TASK DIRECTIONS –
For this exercise, copy the records below exactly and exclude every image.

(Document transcription data)

○ ○ ○ ○

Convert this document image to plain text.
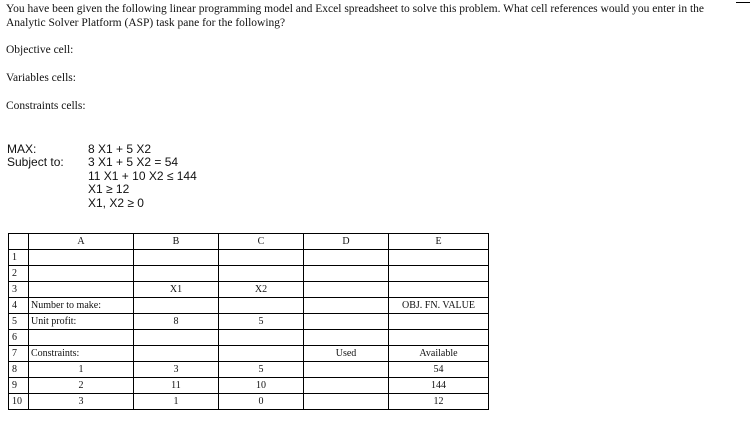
You have been given the following linear programming model and Excel spreadsheet to solve this problem. What cell references would you enter in the Analytic Solver Platform (ASP) task pane for the following?
Objective cell:
Variables cells:
Constraints cells:
MAX:	8 X1 + 5 X2
Subject to: 3 X1 + 5 X2 = 54
11 X1 + 10 X2 ≤ 144
X1 ≥ 12
X1, X2 ≥ 0
	A	B	C	D	E
1					
2					
3		X1	X2		
4	Number to make:				OBJ. FN. VALUE
5	Unit profit:	8	5		
6					
7	Constraints:			Used	Available
8	1	3	5		54
9	2	11	10		144
10	3	1	0		12
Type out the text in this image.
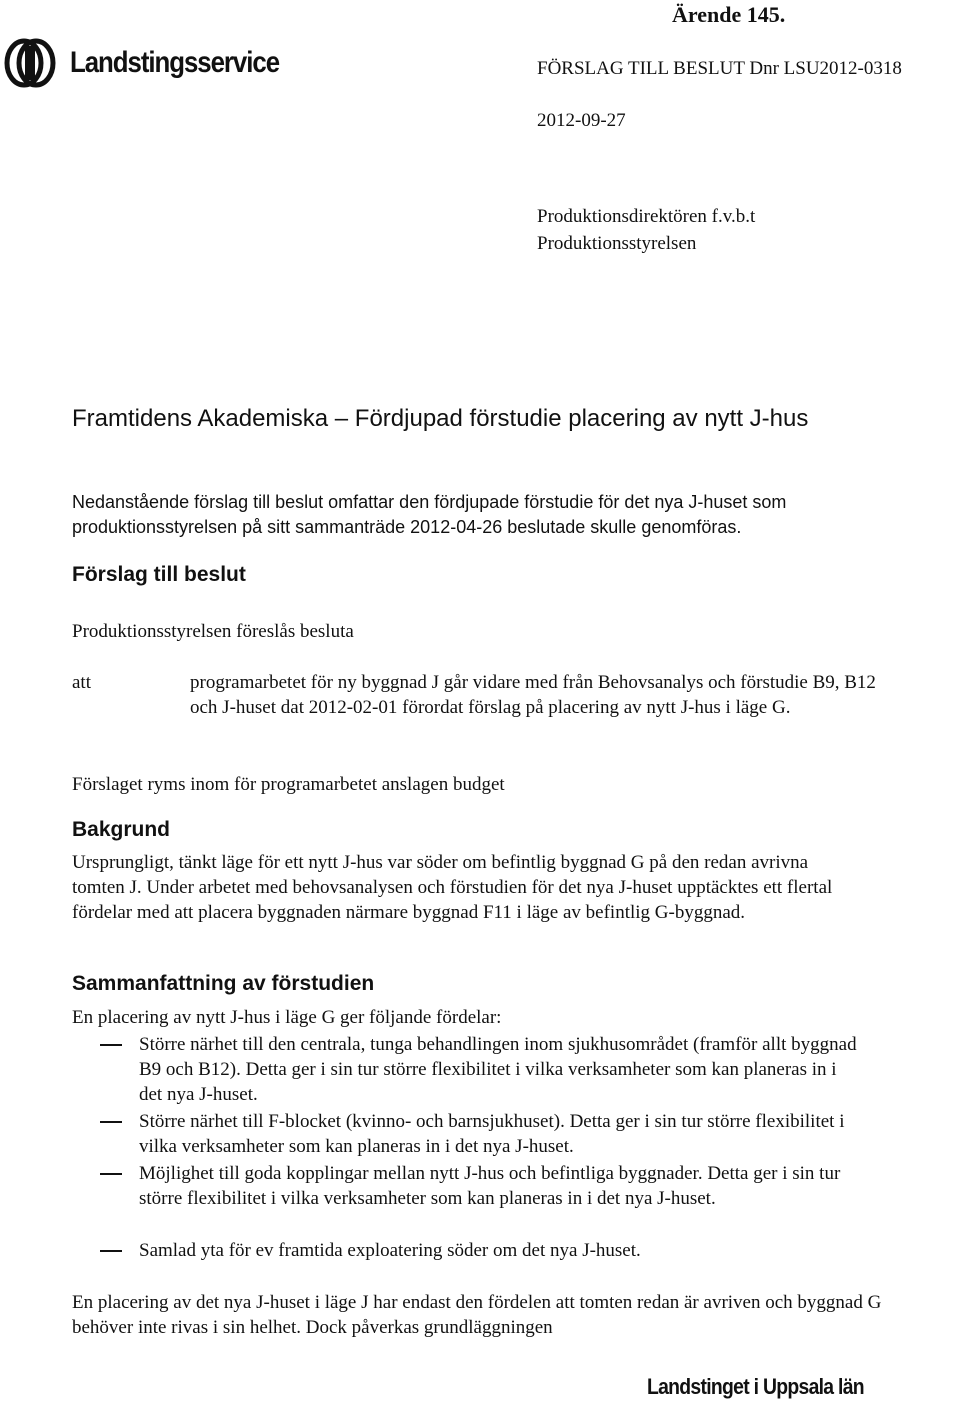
Ärende 145.
FÖRSLAG TILL BESLUT Dnr LSU2012-0318
2012-09-27
Produktionsdirektören f.v.b.t
Produktionsstyrelsen
Landstingsservice
Framtidens Akademiska – Fördjupad förstudie placering av nytt J-hus
Nedanstående förslag till beslut omfattar den fördjupade förstudie för det nya J-huset som produktionsstyrelsen på sitt sammanträde 2012-04-26 beslutade skulle genomföras.
Förslag till beslut
Produktionsstyrelsen föreslås besluta
att	programarbetet för ny byggnad J går vidare med från Behovsanalys och förstudie B9, B12 och J-huset dat 2012-02-01 förordat förslag på placering av nytt J-hus i läge G.
Förslaget ryms inom för programarbetet anslagen budget
Bakgrund
Ursprungligt, tänkt läge för ett nytt J-hus var söder om befintlig byggnad G på den redan avrivna tomten J. Under arbetet med behovsanalysen och förstudien för det nya J-huset upptäcktes ett flertal fördelar med att placera byggnaden närmare byggnad F11 i läge av befintlig G-byggnad.
Sammanfattning av förstudien
En placering av nytt J-hus i läge G ger följande fördelar:
Större närhet till den centrala, tunga behandlingen inom sjukhusområdet (framför allt byggnad B9 och B12). Detta ger i sin tur större flexibilitet i vilka verksamheter som kan planeras in i det nya J-huset.
Större närhet till F-blocket (kvinno- och barnsjukhuset). Detta ger i sin tur större flexibilitet i vilka verksamheter som kan planeras in i det nya J-huset.
Möjlighet till goda kopplingar mellan nytt J-hus och befintliga byggnader. Detta ger i sin tur större flexibilitet i vilka verksamheter som kan planeras in i det nya J-huset.
Samlad yta för ev framtida exploatering söder om det nya J-huset.
En placering av det nya J-huset i läge J har endast den fördelen att tomten redan är avriven och byggnad G behöver inte rivas i sin helhet. Dock påverkas grundläggningen
Landstinget i Uppsala län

○ ○ ○ ○

FINISHED TASK –
Convert this document image to plain text.
You have been given the following linear programming model and Excel spreadsheet to solve this problem. What cell references would you enter in the Analytic Solver Platform (ASP) task pane for the following?
Objective cell:
Variables cells:
Constraints cells:
MAX:	8 X1 + 5 X2
Subject to: 3 X1 + 5 X2 = 54
11 X1 + 10 X2 ≤ 144
X1 ≥ 12
X1, X2 ≥ 0
	A	B	C	D	E
1					
2					
3		X1	X2		
4	Number to make:				OBJ. FN. VALUE
5	Unit profit:	8	5		
6					
7	Constraints:			Used	Available
8	1	3	5		54
9	2	11	10		144
10	3	1	0		12
Type out the text in this image.
Ärende 145.
FÖRSLAG TILL BESLUT Dnr LSU2012-0318
2012-09-27
Produktionsdirektören f.v.b.t
Produktionsstyrelsen
Landstingsservice
Framtidens Akademiska – Fördjupad förstudie placering av nytt J-hus
Nedanstående förslag till beslut omfattar den fördjupade förstudie för det nya J-huset som produktionsstyrelsen på sitt sammanträde 2012-04-26 beslutade skulle genomföras.
Förslag till beslut
Produktionsstyrelsen föreslås besluta
att	programarbetet för ny byggnad J går vidare med från Behovsanalys och förstudie B9, B12 och J-huset dat 2012-02-01 förordat förslag på placering av nytt J-hus i läge G.
Förslaget ryms inom för programarbetet anslagen budget
Bakgrund
Ursprungligt, tänkt läge för ett nytt J-hus var söder om befintlig byggnad G på den redan avrivna tomten J. Under arbetet med behovsanalysen och förstudien för det nya J-huset upptäcktes ett flertal fördelar med att placera byggnaden närmare byggnad F11 i läge av befintlig G-byggnad.
Sammanfattning av förstudien
En placering av nytt J-hus i läge G ger följande fördelar:
Större närhet till den centrala, tunga behandlingen inom sjukhusområdet (framför allt byggnad B9 och B12). Detta ger i sin tur större flexibilitet i vilka verksamheter som kan planeras in i det nya J-huset.
Större närhet till F-blocket (kvinno- och barnsjukhuset). Detta ger i sin tur större flexibilitet i vilka verksamheter som kan planeras in i det nya J-huset.
Möjlighet till goda kopplingar mellan nytt J-hus och befintliga byggnader. Detta ger i sin tur större flexibilitet i vilka verksamheter som kan planeras in i det nya J-huset.
Samlad yta för ev framtida exploatering söder om det nya J-huset.
En placering av det nya J-huset i läge J har endast den fördelen att tomten redan är avriven och byggnad G behöver inte rivas i sin helhet. Dock påverkas grundläggningen
Landstinget i Uppsala län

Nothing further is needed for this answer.